__Your task__.
Report how many lines of the entries below contain the word "JSON", and nothing more.

__Source records__.
^^^^^^^^^^^^^^^^

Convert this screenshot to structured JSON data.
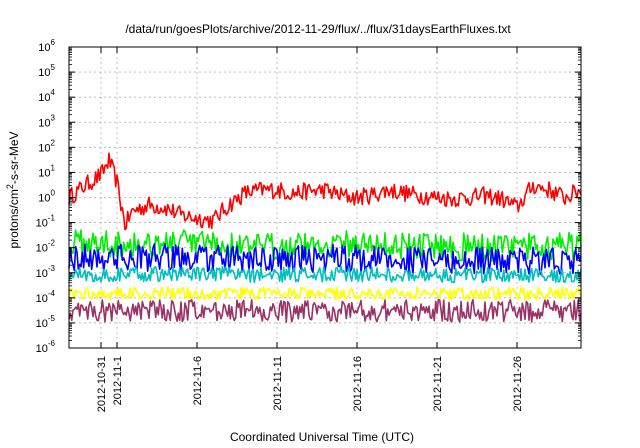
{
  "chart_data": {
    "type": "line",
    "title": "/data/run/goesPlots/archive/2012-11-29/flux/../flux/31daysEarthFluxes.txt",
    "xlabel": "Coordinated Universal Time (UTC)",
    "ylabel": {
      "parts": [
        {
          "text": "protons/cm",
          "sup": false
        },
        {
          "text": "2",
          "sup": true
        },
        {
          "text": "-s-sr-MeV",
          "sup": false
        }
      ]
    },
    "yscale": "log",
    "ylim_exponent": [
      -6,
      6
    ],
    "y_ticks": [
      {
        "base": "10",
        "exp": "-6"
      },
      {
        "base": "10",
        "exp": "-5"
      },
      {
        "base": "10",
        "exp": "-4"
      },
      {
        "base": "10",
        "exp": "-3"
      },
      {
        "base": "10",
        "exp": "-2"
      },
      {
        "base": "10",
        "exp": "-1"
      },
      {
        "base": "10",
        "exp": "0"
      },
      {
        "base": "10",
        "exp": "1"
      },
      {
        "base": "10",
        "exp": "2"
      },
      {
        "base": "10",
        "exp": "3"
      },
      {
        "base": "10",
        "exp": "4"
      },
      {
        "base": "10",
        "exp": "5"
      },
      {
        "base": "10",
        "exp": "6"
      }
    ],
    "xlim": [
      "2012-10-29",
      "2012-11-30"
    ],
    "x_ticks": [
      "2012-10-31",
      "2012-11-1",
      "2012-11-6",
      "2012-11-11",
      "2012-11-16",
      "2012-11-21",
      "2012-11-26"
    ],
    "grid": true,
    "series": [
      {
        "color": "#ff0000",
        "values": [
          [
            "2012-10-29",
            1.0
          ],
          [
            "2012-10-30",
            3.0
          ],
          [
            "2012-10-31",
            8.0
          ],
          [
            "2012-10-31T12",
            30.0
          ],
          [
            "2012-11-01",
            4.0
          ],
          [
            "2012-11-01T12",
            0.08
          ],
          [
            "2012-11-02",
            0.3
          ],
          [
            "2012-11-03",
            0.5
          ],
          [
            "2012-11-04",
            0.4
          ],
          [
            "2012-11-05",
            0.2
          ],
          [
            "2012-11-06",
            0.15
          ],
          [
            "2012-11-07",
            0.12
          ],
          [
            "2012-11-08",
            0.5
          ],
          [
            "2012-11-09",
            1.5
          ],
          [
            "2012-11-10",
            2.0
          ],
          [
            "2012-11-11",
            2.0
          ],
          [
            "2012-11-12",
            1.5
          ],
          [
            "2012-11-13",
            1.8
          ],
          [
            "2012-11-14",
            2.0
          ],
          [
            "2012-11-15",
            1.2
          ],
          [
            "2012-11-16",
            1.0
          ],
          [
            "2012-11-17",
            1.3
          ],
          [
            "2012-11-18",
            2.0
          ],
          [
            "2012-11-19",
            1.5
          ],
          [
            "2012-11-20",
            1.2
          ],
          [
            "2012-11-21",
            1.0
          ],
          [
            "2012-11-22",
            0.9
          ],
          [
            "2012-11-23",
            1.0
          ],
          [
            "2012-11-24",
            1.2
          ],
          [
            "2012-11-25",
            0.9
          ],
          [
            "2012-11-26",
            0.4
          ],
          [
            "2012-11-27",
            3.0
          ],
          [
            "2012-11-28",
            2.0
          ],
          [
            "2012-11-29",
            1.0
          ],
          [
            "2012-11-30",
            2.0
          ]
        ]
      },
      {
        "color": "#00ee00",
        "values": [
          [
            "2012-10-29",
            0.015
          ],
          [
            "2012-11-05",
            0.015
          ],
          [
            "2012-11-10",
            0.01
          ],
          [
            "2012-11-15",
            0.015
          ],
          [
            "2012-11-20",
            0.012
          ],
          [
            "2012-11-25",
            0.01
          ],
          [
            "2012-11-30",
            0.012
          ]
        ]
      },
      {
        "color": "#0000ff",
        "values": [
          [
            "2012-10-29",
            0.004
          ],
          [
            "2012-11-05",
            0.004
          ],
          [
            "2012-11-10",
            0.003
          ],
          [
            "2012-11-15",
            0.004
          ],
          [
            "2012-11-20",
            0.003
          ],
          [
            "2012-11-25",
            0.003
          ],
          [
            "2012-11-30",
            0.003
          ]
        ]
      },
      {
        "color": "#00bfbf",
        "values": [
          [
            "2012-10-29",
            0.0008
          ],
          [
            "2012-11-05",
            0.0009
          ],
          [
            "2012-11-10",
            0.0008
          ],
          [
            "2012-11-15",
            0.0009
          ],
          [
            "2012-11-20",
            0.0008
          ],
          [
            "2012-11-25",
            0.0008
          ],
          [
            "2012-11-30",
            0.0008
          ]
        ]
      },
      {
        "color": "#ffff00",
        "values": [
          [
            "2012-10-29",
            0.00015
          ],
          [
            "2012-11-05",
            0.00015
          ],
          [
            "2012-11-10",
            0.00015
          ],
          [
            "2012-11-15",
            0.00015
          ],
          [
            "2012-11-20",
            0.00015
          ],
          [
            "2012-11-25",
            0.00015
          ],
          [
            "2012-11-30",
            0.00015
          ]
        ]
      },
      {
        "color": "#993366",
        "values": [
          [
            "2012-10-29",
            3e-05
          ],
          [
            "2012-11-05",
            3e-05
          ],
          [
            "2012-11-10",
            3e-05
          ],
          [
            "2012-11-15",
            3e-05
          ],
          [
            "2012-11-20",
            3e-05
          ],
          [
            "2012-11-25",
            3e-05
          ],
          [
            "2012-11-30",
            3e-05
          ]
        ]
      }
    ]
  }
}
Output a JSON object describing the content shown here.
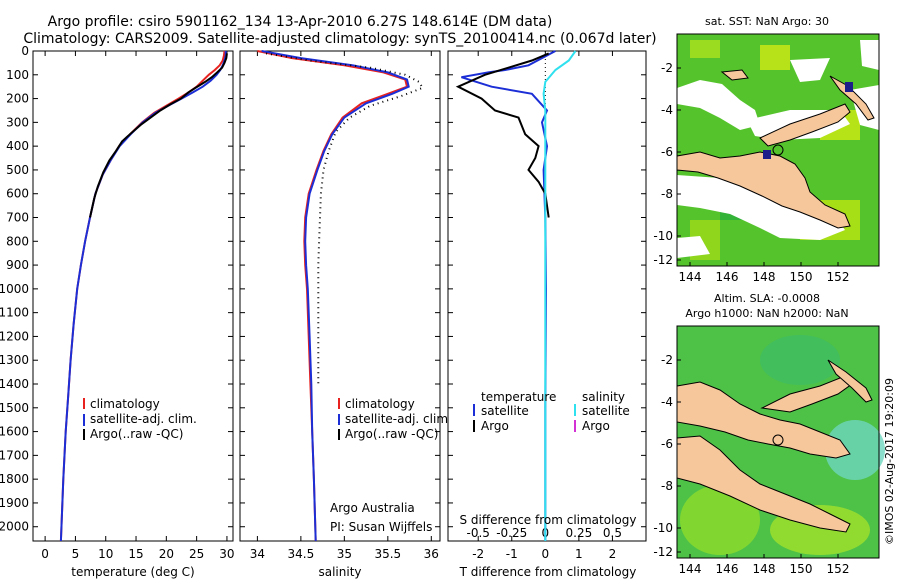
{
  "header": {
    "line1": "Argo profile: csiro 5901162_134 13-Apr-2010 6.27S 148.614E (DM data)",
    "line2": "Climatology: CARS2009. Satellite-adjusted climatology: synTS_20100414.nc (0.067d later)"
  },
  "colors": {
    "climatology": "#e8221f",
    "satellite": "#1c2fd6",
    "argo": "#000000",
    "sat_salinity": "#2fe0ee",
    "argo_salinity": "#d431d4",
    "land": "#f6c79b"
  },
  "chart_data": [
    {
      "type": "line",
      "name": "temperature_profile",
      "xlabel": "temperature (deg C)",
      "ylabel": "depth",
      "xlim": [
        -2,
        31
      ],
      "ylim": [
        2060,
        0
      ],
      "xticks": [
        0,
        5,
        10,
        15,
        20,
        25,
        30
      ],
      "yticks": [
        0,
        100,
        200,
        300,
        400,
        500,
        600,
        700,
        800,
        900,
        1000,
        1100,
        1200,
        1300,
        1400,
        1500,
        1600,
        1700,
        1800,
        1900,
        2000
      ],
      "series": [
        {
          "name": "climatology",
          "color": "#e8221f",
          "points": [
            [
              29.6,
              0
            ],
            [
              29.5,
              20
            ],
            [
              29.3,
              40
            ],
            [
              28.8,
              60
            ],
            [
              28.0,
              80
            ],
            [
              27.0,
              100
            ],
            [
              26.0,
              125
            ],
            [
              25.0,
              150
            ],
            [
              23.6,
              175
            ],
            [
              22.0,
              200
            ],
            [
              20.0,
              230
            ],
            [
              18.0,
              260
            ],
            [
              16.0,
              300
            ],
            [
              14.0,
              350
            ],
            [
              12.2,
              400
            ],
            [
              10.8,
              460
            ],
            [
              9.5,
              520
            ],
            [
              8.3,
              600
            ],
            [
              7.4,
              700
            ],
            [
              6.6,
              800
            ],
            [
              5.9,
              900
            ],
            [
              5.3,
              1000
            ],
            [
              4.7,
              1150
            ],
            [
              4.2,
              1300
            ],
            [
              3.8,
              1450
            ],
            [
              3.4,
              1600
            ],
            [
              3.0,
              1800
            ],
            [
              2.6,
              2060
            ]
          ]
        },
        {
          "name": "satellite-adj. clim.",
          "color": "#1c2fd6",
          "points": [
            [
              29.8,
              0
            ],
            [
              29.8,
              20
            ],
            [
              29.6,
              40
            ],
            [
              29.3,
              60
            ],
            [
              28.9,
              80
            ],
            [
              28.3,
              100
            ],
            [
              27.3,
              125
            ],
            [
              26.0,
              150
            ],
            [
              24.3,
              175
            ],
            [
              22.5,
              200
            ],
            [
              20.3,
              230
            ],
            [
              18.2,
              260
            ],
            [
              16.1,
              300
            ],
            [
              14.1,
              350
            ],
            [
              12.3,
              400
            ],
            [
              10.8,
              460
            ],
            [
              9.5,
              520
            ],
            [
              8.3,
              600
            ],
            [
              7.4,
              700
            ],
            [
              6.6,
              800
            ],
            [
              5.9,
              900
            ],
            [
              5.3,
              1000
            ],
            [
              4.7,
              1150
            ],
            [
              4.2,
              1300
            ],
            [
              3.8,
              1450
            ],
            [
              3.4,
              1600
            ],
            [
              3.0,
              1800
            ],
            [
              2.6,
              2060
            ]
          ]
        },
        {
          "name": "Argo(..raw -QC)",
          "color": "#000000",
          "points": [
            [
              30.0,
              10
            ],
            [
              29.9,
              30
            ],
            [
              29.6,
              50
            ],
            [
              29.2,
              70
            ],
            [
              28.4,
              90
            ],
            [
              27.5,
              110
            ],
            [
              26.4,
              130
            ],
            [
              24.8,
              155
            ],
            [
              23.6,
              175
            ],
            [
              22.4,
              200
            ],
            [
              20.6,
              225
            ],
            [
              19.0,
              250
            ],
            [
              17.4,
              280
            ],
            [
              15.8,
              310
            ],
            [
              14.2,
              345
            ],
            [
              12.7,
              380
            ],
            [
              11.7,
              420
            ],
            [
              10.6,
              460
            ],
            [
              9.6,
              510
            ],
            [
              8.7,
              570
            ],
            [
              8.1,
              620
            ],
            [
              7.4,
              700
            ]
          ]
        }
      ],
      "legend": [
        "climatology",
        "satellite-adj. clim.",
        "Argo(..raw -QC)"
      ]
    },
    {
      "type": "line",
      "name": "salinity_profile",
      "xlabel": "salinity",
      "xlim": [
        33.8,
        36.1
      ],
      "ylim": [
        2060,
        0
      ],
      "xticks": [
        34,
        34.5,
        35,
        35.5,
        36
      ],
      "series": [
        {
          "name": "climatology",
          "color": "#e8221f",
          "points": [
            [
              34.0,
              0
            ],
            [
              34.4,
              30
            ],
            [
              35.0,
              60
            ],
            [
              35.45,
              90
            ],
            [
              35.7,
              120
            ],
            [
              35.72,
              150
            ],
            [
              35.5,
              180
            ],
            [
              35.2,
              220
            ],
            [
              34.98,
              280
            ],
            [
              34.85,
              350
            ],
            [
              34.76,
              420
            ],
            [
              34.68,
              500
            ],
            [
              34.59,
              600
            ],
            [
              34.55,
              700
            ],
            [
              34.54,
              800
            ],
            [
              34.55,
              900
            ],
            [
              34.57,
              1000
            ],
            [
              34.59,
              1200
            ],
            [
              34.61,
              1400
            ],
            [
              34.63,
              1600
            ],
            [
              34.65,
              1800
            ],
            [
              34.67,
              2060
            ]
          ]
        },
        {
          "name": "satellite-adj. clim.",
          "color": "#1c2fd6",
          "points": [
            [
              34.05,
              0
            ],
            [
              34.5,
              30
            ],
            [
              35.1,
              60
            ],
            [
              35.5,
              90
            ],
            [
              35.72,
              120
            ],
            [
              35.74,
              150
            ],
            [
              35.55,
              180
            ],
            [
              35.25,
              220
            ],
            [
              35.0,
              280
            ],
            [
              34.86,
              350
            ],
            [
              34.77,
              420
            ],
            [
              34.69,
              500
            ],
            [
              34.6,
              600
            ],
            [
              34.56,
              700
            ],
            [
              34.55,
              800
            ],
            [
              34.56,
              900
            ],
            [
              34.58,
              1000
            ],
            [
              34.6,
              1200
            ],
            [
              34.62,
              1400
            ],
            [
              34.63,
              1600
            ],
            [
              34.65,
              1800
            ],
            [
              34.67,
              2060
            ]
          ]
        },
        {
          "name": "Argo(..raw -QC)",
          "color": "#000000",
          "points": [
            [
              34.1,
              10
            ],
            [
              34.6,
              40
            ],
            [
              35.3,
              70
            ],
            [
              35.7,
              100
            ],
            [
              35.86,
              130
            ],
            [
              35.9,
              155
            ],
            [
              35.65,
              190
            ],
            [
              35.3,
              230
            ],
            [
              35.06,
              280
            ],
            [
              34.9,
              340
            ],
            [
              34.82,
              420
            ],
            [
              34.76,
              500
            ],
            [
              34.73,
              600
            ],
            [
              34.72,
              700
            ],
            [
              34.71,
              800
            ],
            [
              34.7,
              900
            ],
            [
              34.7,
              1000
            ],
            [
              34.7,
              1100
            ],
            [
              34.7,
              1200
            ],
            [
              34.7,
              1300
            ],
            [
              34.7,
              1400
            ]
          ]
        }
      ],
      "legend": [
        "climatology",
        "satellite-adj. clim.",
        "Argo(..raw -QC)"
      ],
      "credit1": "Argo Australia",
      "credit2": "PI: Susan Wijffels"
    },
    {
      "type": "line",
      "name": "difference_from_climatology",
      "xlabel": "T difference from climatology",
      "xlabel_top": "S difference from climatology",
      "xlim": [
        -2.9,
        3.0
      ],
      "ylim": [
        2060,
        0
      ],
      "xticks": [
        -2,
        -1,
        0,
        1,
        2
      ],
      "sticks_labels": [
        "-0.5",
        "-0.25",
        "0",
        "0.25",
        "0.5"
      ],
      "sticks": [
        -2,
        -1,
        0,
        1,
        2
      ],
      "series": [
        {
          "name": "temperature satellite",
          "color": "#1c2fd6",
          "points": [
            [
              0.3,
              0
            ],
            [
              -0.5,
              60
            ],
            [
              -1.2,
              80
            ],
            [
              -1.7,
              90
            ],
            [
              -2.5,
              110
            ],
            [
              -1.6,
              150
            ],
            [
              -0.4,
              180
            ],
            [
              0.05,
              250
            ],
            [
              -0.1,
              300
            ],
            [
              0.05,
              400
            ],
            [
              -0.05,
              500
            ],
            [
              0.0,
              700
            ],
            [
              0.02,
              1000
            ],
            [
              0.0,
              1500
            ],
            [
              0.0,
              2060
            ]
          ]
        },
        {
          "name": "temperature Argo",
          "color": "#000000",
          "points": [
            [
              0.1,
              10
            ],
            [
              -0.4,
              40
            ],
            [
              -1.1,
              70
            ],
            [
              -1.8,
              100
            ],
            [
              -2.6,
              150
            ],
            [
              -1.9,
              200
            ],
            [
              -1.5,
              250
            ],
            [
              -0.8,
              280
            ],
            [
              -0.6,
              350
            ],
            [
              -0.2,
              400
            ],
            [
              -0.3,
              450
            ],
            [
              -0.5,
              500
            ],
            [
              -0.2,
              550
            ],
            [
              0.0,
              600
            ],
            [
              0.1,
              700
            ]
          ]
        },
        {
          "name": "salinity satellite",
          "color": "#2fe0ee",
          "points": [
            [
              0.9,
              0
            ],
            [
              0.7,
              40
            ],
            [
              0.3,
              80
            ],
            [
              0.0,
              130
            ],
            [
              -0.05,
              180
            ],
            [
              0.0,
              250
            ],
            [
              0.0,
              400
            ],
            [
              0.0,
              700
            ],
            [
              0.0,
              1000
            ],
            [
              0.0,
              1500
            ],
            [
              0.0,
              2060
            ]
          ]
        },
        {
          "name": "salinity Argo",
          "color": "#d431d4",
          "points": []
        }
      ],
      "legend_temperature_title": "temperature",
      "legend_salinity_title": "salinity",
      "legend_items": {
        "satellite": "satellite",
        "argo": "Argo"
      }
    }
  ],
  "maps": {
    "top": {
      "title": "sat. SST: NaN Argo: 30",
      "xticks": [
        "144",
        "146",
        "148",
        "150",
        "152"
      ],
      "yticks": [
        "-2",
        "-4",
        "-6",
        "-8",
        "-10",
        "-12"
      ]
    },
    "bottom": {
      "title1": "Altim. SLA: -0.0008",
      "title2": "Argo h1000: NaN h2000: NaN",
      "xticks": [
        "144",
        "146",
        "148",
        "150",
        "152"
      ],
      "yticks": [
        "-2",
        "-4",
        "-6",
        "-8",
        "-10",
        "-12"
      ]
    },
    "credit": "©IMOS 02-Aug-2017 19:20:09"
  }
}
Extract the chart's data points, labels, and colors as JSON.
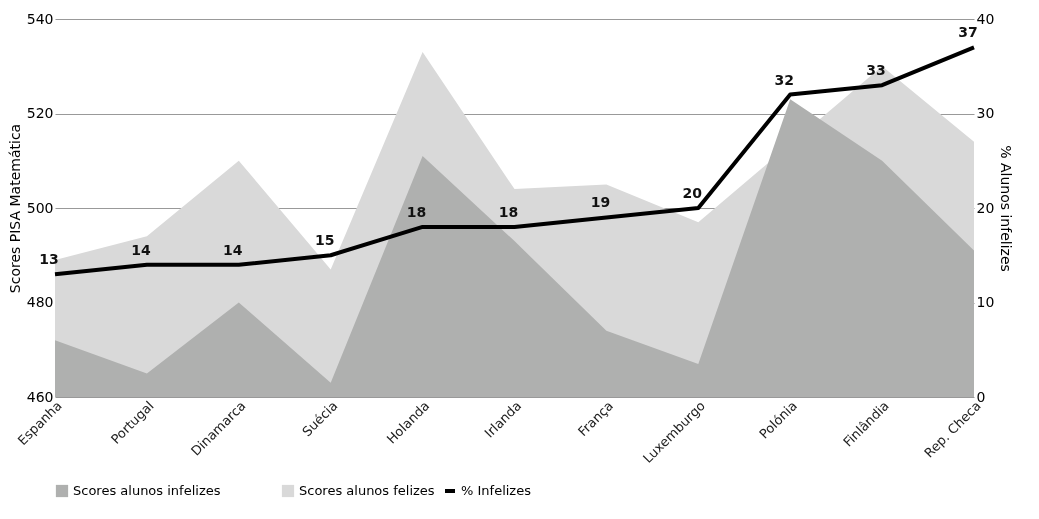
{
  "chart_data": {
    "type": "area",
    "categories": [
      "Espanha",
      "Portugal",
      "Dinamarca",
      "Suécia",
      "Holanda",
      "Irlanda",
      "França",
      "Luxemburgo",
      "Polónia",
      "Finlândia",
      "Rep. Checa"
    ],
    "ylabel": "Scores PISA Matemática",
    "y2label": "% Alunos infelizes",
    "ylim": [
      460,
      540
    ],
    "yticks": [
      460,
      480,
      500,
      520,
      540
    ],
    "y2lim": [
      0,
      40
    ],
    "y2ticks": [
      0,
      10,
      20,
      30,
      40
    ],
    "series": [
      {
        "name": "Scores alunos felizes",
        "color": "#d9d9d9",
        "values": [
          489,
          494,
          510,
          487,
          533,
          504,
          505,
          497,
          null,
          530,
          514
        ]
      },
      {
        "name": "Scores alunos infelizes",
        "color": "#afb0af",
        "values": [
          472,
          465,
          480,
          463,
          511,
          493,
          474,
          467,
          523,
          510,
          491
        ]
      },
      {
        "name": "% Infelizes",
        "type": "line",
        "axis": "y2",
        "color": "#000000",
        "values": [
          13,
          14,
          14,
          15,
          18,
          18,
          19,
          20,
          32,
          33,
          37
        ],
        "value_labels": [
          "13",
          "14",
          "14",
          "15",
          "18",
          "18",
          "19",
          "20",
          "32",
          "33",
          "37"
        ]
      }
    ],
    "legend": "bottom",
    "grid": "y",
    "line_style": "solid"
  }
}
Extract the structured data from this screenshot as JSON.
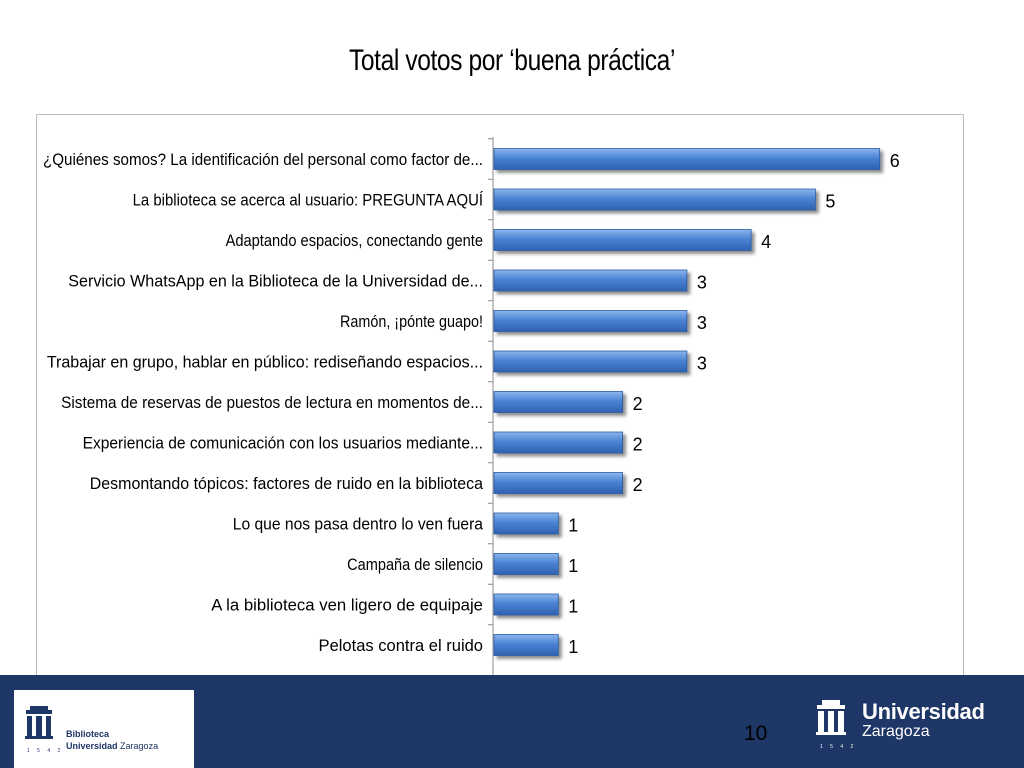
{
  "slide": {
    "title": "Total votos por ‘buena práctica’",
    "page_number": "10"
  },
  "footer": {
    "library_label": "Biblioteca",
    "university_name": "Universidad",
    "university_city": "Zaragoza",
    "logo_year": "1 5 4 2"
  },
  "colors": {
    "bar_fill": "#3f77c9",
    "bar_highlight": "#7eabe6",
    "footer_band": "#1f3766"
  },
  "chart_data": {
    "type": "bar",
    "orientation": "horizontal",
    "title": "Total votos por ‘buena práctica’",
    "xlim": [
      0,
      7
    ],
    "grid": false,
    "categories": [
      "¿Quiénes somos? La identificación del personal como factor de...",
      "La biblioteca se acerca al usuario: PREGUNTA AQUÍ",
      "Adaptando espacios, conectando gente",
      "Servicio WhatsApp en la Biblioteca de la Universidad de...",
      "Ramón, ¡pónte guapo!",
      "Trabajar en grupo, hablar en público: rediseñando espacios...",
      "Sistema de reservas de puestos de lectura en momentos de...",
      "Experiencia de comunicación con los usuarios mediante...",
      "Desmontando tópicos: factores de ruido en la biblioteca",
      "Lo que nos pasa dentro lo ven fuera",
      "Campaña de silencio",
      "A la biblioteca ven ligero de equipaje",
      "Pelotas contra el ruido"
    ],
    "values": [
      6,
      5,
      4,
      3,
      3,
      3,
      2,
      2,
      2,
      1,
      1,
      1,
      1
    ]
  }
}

^^^^^^^^^^^^^^^^

__Solution for this problem__.
4